Your task: From the entries below, gather every line containing the string "this".
□ □ □ □ □
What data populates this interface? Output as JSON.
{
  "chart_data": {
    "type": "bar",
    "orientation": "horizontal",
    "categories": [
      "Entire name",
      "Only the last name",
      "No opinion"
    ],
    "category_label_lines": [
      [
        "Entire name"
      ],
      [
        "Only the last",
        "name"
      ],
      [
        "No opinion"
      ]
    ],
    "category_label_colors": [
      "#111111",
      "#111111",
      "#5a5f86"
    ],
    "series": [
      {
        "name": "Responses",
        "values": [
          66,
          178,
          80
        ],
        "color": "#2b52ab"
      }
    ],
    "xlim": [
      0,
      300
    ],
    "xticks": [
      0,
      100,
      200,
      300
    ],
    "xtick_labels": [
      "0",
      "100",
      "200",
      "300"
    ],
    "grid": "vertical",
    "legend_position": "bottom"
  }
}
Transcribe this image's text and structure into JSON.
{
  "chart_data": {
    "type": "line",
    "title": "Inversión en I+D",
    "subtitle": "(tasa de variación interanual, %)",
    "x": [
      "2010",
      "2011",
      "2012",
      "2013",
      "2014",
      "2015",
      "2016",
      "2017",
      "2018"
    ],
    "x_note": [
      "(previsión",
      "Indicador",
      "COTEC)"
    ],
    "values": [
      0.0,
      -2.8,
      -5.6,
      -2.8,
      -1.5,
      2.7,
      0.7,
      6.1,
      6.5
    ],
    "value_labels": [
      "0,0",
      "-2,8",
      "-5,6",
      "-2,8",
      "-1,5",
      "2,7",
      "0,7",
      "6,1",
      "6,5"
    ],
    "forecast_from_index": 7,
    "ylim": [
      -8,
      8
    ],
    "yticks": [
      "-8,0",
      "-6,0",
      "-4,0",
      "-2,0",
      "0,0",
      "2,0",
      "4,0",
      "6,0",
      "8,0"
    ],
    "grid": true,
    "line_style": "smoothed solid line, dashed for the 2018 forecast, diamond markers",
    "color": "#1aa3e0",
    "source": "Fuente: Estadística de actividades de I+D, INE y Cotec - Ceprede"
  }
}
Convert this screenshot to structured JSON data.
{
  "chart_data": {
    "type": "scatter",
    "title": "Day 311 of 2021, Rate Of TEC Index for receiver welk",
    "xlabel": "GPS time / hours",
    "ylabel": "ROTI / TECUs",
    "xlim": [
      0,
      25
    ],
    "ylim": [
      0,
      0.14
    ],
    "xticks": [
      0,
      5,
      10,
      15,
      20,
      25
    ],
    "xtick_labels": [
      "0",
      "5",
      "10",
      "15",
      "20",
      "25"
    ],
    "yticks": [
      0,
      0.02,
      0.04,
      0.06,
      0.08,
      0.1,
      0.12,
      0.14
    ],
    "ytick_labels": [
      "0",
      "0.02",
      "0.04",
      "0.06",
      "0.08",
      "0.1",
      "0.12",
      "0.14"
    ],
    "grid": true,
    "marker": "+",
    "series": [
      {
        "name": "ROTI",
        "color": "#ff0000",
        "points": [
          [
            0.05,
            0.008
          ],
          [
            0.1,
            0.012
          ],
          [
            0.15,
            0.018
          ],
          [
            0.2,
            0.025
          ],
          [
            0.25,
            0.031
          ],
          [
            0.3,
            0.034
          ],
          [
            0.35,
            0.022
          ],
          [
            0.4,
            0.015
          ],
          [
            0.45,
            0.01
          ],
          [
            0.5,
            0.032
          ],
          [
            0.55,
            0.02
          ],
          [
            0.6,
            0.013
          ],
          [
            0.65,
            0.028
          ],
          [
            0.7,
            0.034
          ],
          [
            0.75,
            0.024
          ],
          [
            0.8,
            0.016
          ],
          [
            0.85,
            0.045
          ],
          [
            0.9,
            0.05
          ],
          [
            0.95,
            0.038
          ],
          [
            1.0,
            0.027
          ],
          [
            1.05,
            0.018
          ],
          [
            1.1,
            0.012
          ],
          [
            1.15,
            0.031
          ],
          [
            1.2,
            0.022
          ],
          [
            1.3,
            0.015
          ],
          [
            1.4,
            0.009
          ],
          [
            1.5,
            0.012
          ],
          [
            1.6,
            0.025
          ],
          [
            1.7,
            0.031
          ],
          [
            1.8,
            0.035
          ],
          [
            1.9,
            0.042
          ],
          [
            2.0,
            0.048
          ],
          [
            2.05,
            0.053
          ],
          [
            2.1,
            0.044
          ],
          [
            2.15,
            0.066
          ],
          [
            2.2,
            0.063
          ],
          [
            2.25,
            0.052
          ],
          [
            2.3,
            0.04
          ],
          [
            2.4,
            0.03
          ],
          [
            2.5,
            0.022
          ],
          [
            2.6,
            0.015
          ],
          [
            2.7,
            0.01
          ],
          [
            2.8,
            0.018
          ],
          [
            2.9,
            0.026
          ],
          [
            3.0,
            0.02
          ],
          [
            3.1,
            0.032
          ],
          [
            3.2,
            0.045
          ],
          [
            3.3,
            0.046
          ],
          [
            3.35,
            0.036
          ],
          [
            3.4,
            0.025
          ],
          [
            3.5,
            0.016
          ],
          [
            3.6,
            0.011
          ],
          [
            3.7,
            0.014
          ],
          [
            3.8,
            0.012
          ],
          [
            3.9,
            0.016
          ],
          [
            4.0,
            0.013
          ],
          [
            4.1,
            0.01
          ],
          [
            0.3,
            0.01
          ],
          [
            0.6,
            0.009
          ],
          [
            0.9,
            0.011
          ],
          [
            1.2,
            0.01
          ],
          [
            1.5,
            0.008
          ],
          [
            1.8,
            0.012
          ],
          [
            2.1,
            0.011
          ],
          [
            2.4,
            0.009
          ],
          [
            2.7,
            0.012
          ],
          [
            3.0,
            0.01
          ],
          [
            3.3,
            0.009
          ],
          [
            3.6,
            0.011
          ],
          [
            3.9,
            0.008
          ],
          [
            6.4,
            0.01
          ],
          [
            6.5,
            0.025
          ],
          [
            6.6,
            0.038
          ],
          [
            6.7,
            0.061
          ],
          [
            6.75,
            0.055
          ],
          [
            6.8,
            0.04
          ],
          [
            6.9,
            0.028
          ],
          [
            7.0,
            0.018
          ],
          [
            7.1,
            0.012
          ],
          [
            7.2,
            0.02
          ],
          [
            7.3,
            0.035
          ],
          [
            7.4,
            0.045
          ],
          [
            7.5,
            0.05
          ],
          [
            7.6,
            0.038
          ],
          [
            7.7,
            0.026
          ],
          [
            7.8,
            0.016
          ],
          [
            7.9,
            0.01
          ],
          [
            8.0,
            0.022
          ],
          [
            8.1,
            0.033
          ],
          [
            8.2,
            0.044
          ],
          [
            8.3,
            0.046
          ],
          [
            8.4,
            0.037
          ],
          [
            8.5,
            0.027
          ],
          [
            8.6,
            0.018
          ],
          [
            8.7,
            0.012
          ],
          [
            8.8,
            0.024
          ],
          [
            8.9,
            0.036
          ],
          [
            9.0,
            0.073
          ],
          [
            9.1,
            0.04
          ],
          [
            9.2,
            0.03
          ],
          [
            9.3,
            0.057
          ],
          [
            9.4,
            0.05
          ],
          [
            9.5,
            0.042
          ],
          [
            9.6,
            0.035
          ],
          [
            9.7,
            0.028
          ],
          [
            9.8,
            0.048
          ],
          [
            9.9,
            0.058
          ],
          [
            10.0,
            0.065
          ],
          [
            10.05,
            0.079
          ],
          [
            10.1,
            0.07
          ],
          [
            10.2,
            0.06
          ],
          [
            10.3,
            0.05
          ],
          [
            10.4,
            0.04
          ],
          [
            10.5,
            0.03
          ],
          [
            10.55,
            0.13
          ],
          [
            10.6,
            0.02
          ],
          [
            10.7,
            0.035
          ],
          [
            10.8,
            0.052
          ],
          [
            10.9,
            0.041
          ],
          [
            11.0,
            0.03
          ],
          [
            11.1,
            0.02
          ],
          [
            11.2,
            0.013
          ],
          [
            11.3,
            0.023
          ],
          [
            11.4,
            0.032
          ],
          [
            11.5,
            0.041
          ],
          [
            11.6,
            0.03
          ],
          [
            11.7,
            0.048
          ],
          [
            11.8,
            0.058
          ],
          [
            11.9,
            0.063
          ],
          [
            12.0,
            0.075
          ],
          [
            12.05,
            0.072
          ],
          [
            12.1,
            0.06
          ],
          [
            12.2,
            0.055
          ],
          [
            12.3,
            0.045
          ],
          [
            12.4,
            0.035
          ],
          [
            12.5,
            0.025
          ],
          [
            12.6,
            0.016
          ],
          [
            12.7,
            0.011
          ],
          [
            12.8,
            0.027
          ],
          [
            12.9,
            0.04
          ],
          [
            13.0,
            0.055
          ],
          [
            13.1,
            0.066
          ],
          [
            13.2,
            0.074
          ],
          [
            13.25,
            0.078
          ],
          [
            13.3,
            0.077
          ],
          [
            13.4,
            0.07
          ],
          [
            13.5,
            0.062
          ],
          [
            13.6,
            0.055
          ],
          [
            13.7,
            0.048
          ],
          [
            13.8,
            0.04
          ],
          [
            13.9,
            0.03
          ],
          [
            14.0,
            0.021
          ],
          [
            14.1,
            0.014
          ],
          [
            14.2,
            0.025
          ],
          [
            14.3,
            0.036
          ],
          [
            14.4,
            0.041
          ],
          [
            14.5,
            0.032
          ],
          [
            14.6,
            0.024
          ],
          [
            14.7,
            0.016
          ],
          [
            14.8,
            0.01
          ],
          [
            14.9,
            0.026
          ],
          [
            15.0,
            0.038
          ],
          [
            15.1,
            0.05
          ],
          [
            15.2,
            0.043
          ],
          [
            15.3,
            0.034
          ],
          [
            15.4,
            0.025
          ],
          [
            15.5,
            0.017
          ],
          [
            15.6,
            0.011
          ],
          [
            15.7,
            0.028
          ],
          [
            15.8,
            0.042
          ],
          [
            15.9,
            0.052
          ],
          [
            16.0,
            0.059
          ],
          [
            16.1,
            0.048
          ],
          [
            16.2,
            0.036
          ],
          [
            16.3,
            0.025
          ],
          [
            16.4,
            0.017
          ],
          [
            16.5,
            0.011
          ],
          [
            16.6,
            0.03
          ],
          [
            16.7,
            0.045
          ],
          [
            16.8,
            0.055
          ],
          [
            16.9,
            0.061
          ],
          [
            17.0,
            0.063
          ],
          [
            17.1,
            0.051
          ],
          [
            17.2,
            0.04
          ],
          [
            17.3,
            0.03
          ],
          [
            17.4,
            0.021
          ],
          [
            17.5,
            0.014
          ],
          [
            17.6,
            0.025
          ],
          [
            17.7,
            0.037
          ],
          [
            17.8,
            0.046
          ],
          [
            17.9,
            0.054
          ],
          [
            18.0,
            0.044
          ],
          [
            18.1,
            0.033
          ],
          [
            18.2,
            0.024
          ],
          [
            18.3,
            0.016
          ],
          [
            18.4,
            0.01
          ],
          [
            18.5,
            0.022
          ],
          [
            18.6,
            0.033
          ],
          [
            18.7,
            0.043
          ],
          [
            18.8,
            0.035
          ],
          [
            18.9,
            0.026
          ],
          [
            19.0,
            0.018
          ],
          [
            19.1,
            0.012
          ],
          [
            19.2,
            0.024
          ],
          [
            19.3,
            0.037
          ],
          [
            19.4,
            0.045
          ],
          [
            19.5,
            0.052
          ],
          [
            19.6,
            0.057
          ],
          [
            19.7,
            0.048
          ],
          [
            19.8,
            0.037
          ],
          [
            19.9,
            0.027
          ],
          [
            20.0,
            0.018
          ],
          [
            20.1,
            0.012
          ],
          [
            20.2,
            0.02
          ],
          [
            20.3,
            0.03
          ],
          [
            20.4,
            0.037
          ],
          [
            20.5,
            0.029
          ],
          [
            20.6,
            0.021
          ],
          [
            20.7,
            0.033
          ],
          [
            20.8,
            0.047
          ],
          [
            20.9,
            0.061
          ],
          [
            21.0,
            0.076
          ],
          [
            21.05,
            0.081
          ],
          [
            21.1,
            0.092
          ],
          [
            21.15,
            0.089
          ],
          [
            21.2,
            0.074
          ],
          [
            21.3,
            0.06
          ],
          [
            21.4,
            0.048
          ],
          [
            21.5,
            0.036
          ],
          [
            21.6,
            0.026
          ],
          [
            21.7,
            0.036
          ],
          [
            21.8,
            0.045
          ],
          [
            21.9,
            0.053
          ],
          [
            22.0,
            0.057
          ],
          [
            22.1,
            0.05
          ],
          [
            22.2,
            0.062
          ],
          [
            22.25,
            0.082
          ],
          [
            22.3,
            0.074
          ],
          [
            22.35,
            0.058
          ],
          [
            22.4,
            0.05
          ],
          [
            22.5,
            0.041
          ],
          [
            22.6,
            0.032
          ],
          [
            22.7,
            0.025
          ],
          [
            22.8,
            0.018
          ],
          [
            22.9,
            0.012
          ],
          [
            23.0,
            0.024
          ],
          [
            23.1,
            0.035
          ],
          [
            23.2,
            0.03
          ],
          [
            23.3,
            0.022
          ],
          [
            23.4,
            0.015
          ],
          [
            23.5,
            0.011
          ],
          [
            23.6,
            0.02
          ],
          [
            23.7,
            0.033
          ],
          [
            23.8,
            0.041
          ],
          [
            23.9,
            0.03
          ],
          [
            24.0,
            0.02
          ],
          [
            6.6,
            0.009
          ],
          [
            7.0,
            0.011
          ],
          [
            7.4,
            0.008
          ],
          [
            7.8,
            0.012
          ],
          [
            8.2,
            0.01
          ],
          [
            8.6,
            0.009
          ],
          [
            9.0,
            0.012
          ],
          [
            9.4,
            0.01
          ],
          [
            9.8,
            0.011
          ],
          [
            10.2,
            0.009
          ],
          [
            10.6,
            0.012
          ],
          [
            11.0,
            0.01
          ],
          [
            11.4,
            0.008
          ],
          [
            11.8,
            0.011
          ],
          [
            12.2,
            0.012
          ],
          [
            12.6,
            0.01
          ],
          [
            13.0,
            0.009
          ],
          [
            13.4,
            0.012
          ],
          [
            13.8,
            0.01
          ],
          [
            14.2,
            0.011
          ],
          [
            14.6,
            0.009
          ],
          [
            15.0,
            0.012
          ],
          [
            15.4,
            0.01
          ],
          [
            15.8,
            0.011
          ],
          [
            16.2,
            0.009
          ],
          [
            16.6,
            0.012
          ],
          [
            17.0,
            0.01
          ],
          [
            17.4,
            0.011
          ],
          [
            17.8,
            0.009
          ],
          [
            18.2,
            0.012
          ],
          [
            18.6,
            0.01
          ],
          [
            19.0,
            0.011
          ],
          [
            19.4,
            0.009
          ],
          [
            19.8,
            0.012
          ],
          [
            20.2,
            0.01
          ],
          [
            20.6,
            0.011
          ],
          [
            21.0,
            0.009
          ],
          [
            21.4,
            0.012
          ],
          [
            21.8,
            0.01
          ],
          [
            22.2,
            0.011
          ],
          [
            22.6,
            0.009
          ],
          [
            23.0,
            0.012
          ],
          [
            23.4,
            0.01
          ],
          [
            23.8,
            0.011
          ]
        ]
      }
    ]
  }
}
□ □ □ □ □
Final result:
What data populates this interface? Output as JSON.
Transcribe this image's text and structure into JSON.
Convert this screenshot to structured JSON data.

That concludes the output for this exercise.